§ **WHAT NEEDS TO BE DONE**:
Copy the entries word for word, starting from the first line and ending with the line that contains "- data-point: [106, 319, 110, 323]".

☆ ☆ ☆ ☆ ☆ ☆ ☆

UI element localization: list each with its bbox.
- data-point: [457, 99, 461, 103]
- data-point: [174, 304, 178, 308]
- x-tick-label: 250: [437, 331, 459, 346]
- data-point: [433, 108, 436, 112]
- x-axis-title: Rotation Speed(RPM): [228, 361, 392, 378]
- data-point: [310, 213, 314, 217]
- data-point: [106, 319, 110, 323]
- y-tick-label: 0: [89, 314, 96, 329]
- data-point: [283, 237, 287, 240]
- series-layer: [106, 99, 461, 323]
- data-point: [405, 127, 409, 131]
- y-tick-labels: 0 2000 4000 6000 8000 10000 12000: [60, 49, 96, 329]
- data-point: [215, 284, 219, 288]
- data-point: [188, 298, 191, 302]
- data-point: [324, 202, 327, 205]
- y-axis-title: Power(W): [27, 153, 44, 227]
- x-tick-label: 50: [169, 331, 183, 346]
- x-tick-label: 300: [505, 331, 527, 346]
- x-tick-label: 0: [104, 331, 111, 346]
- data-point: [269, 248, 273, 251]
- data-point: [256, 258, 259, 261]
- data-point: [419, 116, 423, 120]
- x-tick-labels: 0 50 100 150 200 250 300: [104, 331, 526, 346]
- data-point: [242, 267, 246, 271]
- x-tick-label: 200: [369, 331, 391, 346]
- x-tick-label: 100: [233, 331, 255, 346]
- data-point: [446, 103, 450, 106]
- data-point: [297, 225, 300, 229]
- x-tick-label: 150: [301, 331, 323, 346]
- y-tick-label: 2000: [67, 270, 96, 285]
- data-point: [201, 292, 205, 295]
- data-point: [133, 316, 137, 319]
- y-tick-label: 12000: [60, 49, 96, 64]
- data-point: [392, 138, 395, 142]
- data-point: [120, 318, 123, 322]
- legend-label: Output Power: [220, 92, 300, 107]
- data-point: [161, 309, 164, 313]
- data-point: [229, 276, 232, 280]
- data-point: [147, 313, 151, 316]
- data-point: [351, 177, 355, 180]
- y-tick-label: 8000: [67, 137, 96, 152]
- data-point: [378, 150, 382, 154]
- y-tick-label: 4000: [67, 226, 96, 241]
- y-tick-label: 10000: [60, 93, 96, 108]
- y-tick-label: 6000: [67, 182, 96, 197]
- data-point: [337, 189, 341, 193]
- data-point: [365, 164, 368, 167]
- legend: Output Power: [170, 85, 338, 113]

☆ ☆ ☆ ☆ ☆ ☆ ☆

§ **OUTPUT OF THE TASK**:
UI element localization: list each with its bbox.
- data-point: [457, 99, 461, 103]
- data-point: [174, 304, 178, 308]
- x-tick-label: 250: [437, 331, 459, 346]
- data-point: [433, 108, 436, 112]
- x-axis-title: Rotation Speed(RPM): [228, 361, 392, 378]
- data-point: [310, 213, 314, 217]
- data-point: [106, 319, 110, 323]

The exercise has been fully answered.